━━ WORKING DATA ━━
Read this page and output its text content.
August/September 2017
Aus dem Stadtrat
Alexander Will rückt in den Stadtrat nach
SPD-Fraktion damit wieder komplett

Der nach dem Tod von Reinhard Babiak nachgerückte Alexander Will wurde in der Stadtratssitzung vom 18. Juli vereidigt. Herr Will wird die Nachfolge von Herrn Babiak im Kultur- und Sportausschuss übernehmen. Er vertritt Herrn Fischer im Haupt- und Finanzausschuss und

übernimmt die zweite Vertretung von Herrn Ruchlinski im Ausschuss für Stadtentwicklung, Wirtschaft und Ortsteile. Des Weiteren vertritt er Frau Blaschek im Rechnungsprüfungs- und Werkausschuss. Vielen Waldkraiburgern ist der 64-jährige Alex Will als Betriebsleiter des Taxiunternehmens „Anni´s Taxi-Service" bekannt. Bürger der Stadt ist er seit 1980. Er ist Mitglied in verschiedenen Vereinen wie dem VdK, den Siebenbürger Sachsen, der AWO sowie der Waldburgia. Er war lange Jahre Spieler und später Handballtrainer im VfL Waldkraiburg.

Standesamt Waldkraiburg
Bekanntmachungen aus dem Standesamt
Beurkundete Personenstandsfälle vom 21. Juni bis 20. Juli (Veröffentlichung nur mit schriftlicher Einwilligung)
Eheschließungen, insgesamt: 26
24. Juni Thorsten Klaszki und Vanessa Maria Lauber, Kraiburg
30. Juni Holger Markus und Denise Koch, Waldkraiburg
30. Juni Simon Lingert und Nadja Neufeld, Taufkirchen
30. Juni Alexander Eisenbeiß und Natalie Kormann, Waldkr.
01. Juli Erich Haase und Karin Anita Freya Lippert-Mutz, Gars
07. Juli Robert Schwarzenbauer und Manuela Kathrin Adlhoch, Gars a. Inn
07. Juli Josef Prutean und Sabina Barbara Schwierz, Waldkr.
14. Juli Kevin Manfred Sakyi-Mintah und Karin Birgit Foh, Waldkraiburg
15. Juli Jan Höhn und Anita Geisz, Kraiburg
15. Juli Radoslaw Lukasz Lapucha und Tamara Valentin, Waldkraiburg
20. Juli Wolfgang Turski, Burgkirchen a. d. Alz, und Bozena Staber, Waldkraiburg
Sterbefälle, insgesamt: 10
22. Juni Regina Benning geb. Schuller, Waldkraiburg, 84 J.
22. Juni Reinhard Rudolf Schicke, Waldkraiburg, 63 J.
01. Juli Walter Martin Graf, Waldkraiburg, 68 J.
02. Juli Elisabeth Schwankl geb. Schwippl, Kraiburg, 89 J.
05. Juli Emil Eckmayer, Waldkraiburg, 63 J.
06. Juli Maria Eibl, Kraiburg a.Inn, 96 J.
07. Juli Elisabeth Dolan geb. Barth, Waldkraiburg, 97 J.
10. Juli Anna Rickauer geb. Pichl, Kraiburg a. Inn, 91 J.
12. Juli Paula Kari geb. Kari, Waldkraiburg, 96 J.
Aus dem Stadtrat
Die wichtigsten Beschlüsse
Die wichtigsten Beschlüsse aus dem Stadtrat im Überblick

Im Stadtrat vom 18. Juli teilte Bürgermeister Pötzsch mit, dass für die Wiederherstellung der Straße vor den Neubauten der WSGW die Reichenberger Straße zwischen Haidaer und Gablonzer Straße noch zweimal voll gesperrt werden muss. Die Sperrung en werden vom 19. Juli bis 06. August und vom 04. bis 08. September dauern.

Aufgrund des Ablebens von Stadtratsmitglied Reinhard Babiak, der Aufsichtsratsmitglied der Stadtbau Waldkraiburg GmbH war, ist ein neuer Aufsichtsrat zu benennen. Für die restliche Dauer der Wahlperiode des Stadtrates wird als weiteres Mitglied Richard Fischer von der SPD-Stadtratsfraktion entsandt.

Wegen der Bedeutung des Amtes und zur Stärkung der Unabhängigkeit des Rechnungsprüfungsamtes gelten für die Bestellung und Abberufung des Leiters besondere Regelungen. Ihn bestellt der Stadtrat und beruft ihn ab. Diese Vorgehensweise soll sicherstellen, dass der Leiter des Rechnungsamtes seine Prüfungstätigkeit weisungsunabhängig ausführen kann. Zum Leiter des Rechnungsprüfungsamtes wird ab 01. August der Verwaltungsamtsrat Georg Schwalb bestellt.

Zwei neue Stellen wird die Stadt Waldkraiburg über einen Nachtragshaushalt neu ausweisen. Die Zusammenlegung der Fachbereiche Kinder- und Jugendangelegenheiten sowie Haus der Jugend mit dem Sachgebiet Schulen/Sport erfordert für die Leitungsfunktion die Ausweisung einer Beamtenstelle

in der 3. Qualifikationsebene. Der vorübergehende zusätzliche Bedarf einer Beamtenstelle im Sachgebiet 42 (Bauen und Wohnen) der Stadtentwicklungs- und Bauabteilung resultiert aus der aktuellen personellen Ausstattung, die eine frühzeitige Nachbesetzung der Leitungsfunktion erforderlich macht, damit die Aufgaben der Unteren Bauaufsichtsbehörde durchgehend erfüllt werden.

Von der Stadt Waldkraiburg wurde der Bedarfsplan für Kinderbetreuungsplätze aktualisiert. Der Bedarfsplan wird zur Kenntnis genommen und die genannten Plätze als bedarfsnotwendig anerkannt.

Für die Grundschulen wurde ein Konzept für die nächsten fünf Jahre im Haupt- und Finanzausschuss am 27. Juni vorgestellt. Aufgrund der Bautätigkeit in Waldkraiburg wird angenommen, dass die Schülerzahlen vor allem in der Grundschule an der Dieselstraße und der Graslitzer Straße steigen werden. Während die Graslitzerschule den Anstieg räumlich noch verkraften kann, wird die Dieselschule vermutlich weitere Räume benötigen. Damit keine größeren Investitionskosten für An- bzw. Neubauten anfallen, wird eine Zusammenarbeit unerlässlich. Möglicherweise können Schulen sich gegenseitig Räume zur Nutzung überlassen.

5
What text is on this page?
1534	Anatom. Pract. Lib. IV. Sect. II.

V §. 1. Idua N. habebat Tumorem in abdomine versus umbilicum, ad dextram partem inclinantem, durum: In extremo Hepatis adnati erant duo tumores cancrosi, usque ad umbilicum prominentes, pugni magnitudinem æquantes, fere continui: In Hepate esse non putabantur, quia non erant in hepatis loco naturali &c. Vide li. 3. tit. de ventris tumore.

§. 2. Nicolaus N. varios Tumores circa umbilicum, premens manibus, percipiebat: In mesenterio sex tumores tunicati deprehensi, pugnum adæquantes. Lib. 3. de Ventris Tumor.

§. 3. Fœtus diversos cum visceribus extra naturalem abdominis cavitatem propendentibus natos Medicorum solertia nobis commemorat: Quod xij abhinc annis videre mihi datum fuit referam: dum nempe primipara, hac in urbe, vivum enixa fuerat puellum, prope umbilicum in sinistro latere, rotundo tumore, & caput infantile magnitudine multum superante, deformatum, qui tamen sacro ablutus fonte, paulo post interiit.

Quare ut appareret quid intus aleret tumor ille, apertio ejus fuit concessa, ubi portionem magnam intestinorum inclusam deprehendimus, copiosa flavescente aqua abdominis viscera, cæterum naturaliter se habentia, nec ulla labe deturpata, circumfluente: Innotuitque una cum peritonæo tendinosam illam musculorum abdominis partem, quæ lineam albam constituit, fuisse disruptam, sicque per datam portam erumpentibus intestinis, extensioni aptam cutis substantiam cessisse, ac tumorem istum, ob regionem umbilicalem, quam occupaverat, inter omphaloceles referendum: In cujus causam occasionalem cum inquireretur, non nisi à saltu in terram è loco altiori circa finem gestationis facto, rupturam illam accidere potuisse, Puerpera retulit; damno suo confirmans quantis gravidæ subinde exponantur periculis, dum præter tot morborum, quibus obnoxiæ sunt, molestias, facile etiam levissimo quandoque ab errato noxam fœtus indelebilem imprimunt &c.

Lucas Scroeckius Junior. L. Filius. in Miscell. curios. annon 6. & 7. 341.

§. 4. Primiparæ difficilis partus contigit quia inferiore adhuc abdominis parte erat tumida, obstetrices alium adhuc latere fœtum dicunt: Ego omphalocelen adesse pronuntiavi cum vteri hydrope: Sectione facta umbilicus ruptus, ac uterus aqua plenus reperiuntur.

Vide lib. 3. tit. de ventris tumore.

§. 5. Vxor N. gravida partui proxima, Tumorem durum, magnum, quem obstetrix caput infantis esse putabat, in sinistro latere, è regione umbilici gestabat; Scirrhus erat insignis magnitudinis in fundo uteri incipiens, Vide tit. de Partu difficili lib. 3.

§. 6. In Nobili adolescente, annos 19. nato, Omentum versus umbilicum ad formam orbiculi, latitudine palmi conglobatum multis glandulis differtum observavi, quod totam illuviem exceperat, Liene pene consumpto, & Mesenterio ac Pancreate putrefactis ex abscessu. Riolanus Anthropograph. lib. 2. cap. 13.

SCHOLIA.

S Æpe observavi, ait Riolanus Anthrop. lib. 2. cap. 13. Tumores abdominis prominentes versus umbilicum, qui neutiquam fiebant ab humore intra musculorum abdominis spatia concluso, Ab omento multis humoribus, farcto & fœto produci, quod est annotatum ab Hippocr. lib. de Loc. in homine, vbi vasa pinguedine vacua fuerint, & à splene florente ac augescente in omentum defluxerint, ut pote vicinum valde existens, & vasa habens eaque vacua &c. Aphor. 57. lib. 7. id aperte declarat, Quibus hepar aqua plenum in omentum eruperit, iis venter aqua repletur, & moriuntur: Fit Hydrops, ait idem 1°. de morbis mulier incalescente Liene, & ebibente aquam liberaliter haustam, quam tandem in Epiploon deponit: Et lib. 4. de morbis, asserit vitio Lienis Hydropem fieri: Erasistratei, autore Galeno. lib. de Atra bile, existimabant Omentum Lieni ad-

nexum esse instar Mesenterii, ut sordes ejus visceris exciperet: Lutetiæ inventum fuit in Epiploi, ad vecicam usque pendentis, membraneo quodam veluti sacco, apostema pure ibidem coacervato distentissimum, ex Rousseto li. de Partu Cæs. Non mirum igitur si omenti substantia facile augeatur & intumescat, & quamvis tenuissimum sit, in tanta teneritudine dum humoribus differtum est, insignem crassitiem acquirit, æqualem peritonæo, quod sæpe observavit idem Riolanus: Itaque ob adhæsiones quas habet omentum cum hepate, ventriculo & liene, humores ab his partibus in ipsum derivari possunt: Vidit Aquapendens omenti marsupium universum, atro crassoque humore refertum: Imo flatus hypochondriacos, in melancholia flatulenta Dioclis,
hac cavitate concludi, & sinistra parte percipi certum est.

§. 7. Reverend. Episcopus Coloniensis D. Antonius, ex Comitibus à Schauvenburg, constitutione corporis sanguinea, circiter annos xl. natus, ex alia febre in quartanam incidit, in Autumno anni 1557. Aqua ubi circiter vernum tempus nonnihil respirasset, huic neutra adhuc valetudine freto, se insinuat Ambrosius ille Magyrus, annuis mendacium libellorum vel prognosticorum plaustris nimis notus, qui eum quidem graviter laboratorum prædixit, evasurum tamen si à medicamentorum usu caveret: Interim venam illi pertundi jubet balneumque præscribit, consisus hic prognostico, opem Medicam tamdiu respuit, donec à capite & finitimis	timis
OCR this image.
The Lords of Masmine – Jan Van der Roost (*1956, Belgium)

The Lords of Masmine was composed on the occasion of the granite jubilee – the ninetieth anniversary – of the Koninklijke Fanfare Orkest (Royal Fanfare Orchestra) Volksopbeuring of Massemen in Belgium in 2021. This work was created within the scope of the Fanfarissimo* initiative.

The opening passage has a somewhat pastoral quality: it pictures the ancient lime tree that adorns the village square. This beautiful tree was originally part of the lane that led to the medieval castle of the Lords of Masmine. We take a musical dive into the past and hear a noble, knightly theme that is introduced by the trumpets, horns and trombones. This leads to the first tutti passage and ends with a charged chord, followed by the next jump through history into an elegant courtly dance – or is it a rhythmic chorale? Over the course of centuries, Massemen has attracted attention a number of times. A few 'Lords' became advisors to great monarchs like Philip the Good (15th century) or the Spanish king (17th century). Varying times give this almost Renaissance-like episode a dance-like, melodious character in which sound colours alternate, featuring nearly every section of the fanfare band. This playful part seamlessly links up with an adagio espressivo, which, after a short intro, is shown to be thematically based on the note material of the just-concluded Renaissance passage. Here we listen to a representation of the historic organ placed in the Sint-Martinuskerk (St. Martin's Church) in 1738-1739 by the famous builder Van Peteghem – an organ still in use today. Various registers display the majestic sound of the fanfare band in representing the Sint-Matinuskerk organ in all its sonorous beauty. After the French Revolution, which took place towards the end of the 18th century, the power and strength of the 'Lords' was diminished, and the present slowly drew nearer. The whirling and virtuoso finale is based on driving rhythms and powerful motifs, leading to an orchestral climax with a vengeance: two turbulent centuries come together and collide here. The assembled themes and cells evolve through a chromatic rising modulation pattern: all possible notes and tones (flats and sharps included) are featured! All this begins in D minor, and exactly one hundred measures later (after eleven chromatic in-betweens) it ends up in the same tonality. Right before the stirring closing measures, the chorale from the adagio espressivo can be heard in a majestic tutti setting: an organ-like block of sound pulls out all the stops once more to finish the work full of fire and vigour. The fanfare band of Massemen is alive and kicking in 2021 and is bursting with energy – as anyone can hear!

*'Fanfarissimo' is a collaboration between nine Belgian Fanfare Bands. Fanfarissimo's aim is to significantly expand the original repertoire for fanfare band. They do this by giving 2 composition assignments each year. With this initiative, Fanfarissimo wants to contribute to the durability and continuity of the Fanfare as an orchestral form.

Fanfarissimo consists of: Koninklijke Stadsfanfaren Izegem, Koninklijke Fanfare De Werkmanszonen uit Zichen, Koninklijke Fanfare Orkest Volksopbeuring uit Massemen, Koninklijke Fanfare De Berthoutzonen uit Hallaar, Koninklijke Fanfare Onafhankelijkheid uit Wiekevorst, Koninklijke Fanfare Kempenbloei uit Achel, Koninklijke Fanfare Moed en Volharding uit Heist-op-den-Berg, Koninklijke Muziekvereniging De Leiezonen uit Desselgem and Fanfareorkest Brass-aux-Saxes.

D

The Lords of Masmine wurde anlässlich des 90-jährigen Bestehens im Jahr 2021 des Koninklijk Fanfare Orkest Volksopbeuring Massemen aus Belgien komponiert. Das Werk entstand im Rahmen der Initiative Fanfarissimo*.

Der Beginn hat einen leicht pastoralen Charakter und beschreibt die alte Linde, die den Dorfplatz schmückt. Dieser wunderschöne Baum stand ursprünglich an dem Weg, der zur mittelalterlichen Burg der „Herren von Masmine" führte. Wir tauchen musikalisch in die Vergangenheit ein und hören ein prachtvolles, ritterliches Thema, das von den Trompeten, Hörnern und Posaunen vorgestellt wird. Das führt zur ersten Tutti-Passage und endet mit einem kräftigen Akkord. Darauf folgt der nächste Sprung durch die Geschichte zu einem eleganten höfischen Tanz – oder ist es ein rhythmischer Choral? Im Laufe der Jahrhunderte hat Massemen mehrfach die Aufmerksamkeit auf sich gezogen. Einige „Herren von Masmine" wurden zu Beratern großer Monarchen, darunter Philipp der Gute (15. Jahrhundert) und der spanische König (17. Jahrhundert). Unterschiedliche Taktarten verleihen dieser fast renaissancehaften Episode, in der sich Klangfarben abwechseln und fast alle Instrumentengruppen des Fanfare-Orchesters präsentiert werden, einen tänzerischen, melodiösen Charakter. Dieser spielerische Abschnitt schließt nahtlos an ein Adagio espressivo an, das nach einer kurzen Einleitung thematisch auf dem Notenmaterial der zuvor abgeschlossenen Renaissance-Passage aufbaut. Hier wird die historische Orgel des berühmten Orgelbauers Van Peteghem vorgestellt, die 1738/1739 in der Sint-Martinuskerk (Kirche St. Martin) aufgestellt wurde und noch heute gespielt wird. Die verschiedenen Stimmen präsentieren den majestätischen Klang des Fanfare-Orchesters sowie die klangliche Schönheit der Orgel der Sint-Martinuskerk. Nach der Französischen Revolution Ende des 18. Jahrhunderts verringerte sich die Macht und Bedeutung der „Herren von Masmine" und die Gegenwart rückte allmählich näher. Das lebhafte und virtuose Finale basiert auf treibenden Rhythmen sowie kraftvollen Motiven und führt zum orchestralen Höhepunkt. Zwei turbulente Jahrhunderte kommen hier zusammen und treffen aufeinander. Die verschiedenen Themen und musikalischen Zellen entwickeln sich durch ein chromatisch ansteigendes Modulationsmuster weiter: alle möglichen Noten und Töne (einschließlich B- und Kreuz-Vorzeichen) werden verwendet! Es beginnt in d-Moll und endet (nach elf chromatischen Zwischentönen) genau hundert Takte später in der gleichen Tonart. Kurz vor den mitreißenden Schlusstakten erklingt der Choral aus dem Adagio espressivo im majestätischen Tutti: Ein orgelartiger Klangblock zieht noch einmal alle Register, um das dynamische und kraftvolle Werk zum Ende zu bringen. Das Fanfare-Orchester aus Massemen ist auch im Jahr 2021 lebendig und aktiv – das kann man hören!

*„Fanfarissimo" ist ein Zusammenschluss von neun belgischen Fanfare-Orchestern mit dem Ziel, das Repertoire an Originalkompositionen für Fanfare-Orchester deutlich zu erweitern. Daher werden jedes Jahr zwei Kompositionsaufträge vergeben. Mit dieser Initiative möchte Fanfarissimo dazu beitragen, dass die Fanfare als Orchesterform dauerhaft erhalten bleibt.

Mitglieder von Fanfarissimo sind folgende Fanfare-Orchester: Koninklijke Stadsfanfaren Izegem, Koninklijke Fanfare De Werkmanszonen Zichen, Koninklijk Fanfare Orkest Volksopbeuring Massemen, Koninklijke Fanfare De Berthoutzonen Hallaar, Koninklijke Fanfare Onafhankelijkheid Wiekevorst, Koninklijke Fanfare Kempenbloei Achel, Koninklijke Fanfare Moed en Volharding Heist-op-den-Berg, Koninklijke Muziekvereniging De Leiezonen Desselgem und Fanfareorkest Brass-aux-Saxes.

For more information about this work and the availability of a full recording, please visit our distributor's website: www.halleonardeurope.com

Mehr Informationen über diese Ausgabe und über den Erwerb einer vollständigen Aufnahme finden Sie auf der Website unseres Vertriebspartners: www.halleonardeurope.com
━━━
• WHAT IS BEING ASKED
Your answer should consist of all lines in the listing above that contain "wichtigsten".

• RESPONSE BOX
Die wichtigsten Beschlüsse
Die wichtigsten Beschlüsse aus dem Stadtrat im Überblick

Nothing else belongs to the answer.